Prompt - Gather every line of the items below that contains the string "labels", matching case exactly, and copy those lines.

Provided entries -
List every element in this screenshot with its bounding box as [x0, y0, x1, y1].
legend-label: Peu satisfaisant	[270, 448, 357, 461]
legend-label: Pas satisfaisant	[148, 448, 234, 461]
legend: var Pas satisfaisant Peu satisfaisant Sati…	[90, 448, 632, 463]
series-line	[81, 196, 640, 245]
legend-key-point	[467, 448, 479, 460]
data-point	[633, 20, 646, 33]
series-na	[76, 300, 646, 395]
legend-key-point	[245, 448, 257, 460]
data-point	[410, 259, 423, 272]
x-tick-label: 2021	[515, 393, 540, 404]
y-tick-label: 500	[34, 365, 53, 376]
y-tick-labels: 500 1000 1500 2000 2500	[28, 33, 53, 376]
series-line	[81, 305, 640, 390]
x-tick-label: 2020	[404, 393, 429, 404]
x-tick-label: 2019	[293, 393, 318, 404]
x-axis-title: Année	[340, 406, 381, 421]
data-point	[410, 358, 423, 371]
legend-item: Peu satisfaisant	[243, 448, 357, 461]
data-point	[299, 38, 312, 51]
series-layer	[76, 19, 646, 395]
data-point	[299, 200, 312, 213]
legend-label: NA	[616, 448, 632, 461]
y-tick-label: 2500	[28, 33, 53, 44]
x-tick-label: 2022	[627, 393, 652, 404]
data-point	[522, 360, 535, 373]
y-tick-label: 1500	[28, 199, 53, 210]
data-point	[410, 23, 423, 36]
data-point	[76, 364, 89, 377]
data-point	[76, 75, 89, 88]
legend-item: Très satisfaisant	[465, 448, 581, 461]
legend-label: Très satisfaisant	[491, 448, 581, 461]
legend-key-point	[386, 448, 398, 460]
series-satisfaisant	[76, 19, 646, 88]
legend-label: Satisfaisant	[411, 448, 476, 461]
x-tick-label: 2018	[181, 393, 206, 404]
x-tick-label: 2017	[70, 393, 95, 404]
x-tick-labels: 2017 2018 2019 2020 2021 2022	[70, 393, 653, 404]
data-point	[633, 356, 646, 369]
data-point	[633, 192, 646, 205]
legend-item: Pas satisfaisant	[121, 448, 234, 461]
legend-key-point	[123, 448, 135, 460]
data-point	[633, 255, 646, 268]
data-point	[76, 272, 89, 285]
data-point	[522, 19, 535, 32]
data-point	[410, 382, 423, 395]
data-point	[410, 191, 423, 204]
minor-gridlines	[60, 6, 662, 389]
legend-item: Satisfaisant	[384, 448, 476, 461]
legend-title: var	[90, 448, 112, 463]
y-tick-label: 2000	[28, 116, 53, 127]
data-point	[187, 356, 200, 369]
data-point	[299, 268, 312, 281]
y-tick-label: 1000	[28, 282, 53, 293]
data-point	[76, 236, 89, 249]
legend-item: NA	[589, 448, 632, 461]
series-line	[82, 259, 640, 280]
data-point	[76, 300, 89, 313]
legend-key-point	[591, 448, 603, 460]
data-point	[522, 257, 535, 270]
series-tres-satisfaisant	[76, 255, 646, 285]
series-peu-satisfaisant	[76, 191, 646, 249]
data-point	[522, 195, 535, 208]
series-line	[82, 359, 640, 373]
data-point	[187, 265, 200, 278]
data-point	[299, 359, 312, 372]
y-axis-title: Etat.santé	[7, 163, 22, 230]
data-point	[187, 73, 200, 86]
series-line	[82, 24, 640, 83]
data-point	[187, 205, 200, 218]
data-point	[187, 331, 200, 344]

Answer to this task -
y-tick-labels: 500 1000 1500 2000 2500	[28, 33, 53, 376]
x-tick-labels: 2017 2018 2019 2020 2021 2022	[70, 393, 653, 404]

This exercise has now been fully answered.